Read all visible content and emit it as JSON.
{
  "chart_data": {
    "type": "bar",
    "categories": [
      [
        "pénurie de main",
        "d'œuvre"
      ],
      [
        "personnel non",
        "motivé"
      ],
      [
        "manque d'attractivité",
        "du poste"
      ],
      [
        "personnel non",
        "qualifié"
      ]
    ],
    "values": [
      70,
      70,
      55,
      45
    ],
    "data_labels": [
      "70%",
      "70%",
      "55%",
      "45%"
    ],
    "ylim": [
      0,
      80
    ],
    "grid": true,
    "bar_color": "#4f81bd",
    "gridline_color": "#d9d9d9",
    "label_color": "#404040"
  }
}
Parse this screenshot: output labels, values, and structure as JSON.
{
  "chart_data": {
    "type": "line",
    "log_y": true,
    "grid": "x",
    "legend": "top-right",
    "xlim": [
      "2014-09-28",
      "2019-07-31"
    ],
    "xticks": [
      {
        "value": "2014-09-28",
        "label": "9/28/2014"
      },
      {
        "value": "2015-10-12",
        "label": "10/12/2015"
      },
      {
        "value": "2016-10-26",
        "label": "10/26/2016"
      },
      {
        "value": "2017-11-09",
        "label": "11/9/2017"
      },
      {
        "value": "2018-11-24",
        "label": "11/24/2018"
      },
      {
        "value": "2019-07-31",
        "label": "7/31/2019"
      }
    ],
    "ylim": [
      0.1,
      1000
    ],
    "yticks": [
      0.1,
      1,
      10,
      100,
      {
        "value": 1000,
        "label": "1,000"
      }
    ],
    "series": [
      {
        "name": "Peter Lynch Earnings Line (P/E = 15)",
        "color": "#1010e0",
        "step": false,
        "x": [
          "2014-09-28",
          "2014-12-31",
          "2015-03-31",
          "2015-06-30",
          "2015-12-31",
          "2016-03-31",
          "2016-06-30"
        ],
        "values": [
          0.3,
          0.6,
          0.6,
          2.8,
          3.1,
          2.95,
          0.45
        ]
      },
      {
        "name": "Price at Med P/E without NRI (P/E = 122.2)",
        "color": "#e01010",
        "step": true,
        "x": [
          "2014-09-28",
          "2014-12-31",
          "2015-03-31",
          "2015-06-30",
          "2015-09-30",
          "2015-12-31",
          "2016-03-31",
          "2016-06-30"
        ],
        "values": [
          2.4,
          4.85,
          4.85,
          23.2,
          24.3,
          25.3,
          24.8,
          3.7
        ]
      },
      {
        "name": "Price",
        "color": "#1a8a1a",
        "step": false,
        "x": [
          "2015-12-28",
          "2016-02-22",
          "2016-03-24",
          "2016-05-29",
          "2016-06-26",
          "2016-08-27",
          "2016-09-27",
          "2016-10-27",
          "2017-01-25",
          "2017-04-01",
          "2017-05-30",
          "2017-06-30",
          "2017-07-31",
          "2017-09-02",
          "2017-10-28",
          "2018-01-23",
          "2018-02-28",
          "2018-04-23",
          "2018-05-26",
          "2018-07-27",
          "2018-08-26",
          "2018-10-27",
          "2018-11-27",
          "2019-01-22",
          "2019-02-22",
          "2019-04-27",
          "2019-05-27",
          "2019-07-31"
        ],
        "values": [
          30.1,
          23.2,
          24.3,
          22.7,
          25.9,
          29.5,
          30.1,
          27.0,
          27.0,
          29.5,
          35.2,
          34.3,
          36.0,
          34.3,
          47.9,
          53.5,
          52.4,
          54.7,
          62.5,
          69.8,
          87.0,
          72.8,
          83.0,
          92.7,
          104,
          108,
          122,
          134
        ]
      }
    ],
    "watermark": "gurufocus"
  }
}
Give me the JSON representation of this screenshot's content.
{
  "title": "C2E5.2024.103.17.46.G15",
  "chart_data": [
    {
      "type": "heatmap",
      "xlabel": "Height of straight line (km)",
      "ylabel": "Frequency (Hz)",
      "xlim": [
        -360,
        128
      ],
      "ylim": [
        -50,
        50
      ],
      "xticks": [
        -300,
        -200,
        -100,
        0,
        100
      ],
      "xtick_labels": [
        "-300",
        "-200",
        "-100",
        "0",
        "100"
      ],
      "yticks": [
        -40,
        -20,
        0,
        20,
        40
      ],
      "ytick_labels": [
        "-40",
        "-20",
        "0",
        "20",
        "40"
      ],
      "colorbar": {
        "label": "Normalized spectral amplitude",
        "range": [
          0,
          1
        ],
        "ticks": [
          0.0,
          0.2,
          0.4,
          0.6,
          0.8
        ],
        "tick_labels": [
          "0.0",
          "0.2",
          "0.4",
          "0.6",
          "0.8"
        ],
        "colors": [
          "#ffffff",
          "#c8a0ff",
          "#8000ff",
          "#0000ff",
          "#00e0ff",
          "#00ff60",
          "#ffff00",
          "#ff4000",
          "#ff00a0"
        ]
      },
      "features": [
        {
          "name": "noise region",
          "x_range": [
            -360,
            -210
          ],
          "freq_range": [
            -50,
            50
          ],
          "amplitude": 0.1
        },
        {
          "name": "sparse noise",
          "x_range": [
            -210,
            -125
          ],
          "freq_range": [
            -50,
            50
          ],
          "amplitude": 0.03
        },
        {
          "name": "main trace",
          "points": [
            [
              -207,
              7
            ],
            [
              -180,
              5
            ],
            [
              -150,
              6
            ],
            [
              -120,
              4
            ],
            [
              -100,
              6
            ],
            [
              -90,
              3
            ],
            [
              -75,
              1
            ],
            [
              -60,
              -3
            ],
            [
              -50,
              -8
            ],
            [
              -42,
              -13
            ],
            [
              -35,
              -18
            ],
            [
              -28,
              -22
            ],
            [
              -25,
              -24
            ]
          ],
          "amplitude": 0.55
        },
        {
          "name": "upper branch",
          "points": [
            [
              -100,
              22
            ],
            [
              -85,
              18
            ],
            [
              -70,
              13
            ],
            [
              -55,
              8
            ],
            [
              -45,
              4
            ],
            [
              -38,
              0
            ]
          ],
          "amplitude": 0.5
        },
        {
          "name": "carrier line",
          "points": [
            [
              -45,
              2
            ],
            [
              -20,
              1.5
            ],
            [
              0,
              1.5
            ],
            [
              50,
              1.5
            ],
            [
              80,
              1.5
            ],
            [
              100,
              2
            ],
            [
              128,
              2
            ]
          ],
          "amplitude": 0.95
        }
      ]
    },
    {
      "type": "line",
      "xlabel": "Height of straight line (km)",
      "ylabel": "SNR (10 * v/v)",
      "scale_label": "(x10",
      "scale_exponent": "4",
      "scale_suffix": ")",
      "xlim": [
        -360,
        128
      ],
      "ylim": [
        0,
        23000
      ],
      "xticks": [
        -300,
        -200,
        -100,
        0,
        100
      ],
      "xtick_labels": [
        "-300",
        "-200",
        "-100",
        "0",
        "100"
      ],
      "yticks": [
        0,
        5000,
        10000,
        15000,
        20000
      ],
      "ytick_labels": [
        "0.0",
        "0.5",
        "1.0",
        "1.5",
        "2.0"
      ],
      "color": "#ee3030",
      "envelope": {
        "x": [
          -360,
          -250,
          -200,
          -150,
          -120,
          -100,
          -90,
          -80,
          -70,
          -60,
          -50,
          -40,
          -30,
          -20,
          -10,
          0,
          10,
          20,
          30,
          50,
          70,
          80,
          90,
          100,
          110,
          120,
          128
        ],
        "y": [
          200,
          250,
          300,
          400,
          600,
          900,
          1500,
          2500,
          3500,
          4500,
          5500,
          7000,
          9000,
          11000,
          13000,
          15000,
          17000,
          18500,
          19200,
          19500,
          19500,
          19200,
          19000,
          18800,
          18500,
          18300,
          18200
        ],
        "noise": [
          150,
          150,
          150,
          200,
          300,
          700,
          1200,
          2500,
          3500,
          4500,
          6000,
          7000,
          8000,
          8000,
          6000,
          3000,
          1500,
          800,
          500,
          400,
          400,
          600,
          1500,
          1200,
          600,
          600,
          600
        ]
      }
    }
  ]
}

• • • •

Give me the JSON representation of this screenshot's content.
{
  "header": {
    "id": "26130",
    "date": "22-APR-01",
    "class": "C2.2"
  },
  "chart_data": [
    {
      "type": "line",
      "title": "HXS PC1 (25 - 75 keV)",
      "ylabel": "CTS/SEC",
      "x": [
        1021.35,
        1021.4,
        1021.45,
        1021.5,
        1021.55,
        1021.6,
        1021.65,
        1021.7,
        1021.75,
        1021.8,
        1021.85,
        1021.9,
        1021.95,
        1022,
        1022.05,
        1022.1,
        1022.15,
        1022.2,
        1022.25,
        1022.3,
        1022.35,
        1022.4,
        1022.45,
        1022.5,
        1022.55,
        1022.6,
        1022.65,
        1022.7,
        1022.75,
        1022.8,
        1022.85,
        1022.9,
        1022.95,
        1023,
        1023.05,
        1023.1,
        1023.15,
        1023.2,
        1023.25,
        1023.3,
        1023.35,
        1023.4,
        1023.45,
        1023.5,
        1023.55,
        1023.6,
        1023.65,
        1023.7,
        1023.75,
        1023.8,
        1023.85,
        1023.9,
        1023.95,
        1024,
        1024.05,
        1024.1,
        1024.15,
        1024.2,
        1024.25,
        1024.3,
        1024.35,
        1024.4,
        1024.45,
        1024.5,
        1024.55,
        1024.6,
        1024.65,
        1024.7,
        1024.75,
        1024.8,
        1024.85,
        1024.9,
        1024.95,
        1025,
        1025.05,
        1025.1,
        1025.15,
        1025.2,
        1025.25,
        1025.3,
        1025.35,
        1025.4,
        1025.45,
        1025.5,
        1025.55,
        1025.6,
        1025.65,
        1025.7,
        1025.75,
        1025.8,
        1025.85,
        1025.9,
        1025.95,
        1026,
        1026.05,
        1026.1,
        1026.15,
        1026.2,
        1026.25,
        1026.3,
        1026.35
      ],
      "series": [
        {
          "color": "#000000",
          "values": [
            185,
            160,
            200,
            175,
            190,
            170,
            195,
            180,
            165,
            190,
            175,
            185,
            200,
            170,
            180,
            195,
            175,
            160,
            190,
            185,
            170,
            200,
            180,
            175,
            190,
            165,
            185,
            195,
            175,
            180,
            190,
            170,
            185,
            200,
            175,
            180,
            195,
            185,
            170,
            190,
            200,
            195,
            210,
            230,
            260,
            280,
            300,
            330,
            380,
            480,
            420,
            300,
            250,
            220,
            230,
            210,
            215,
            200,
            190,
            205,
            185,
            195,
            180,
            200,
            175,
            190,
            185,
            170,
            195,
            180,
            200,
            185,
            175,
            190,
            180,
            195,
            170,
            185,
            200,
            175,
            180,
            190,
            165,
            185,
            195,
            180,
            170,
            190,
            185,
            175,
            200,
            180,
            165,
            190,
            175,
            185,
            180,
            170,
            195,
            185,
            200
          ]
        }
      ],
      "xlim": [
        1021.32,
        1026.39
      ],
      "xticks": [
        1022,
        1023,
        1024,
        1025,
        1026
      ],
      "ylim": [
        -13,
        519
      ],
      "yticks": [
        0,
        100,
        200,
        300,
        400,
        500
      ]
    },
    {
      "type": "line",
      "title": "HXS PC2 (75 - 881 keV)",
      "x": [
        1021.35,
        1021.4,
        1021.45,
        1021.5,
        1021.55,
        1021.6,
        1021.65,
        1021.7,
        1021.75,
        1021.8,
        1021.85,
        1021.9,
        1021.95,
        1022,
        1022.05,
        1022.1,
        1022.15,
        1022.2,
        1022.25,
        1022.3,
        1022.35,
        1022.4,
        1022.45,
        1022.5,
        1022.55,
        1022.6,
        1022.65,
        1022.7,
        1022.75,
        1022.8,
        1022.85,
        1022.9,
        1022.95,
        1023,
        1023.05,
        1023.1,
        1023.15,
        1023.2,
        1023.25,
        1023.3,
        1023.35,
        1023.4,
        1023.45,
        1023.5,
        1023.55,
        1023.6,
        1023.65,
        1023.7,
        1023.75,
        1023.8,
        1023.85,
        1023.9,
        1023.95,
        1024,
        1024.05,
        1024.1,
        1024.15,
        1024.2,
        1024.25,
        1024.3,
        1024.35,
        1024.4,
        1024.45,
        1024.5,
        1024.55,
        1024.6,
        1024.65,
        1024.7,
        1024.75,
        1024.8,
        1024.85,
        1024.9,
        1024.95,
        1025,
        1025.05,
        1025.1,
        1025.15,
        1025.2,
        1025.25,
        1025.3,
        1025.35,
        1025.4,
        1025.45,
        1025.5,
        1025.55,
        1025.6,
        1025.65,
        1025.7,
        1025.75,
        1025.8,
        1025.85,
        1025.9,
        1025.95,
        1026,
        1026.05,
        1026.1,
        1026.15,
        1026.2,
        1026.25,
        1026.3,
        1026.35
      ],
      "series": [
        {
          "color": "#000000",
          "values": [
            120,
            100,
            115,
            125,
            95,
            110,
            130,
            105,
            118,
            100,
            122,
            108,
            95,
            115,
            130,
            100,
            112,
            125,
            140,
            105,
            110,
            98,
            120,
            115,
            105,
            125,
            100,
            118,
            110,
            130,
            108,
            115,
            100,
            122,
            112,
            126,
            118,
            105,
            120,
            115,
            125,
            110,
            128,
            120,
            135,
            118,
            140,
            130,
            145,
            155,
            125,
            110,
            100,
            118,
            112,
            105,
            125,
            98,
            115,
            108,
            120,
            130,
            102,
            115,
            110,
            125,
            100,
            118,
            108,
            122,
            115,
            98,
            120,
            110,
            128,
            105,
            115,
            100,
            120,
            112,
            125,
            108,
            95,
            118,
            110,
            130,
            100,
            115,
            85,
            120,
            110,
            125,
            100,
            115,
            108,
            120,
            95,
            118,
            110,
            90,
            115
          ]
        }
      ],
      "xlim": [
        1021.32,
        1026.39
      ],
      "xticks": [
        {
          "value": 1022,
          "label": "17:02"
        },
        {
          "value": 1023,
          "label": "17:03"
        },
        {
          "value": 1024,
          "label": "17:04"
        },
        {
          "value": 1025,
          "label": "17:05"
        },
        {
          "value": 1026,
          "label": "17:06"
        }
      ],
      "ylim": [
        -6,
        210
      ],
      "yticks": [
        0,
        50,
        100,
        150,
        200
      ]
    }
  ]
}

• • • •

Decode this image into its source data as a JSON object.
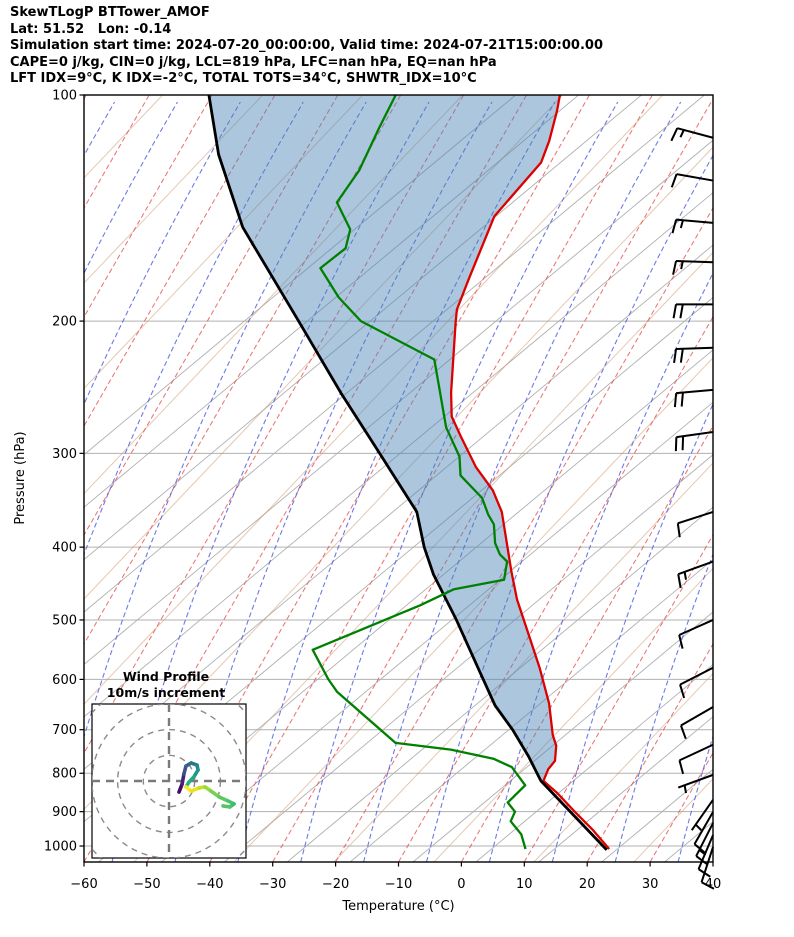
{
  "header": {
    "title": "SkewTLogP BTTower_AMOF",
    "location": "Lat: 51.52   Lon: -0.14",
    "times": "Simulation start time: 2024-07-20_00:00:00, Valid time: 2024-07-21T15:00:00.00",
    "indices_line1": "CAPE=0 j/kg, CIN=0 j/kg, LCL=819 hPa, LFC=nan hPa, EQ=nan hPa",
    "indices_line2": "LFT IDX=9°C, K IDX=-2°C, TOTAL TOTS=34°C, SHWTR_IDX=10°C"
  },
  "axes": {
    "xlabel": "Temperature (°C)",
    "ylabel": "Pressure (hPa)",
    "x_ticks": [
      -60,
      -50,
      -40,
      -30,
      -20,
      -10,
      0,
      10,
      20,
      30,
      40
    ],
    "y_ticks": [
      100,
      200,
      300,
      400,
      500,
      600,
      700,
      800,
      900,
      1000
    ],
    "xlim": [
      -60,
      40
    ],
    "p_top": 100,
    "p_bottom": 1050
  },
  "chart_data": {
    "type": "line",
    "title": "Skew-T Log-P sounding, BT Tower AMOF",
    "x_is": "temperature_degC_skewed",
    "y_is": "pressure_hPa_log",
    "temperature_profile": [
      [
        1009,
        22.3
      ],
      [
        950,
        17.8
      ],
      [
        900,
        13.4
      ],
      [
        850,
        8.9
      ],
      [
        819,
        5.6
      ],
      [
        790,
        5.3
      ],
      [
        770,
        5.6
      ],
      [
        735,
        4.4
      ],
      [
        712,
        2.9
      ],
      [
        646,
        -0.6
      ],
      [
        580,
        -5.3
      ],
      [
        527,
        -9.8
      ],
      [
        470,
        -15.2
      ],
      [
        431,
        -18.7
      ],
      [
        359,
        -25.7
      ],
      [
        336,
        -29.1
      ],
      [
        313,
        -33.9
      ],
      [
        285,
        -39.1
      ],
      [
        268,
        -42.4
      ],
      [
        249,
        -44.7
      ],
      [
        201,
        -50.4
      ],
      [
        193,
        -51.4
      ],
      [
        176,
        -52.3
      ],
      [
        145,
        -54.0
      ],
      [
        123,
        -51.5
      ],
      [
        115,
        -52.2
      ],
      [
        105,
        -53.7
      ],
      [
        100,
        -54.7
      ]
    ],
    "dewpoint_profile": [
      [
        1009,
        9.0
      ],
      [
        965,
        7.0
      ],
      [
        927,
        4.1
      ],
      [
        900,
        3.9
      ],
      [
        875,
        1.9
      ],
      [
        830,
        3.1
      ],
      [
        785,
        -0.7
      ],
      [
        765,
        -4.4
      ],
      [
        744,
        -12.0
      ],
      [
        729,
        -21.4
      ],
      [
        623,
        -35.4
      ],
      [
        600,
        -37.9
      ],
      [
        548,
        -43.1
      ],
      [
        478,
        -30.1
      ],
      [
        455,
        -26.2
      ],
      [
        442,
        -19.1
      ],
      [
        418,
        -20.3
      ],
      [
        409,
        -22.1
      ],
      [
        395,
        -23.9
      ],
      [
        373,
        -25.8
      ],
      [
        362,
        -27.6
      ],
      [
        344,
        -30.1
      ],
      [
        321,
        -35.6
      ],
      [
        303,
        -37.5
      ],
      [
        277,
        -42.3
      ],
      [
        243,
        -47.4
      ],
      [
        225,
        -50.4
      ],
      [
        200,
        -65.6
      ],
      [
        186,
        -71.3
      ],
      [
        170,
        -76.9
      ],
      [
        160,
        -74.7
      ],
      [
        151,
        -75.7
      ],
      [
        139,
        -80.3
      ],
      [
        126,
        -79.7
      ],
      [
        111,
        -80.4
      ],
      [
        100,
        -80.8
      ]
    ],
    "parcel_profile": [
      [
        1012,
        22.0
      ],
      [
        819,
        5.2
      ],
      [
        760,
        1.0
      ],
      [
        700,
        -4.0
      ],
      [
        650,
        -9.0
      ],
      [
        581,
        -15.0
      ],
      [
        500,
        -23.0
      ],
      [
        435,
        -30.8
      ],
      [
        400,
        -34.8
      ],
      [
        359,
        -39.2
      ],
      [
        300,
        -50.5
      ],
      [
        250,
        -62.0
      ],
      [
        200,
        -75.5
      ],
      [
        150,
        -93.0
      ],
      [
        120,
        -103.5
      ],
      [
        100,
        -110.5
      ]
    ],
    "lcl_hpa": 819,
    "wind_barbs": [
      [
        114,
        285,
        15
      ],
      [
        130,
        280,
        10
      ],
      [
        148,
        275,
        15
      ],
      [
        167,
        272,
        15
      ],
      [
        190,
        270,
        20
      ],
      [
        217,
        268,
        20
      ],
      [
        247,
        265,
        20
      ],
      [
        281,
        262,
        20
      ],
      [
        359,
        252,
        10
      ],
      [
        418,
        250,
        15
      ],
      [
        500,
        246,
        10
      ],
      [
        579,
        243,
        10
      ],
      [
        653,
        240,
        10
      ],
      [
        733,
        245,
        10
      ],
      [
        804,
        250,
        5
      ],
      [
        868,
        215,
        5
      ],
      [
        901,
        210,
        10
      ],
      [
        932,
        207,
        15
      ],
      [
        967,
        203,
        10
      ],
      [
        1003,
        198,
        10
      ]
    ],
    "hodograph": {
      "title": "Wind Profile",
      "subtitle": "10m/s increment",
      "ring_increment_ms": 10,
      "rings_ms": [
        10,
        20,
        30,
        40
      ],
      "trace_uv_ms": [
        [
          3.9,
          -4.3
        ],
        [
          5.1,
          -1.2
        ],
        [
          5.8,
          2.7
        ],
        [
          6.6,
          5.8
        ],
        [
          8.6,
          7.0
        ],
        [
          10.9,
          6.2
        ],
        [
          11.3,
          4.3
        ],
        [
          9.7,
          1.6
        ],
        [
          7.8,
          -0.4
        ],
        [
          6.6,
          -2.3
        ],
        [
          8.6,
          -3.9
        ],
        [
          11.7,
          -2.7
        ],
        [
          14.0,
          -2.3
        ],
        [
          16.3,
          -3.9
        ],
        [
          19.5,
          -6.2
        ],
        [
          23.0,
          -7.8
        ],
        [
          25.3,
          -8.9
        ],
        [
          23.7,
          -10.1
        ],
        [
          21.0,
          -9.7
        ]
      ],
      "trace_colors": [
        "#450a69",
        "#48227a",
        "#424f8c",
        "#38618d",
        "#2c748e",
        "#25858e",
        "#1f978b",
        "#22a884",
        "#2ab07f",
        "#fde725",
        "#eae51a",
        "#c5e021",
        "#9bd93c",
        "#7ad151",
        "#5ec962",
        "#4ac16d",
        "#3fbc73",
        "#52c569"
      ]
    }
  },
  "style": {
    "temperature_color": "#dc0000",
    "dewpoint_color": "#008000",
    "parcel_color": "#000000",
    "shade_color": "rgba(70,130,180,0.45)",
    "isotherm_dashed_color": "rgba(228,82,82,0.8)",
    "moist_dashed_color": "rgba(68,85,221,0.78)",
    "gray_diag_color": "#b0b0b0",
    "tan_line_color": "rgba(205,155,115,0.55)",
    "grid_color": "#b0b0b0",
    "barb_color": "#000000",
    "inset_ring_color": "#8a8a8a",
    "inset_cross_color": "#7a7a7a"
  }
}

• • • •

Copy out every line of the data that includes the word "rgba".

→ **Right answer**:
    "shade_color": "rgba(70,130,180,0.45)",
    "isotherm_dashed_color": "rgba(228,82,82,0.8)",
    "moist_dashed_color": "rgba(68,85,221,0.78)",
    "tan_line_color": "rgba(205,155,115,0.55)",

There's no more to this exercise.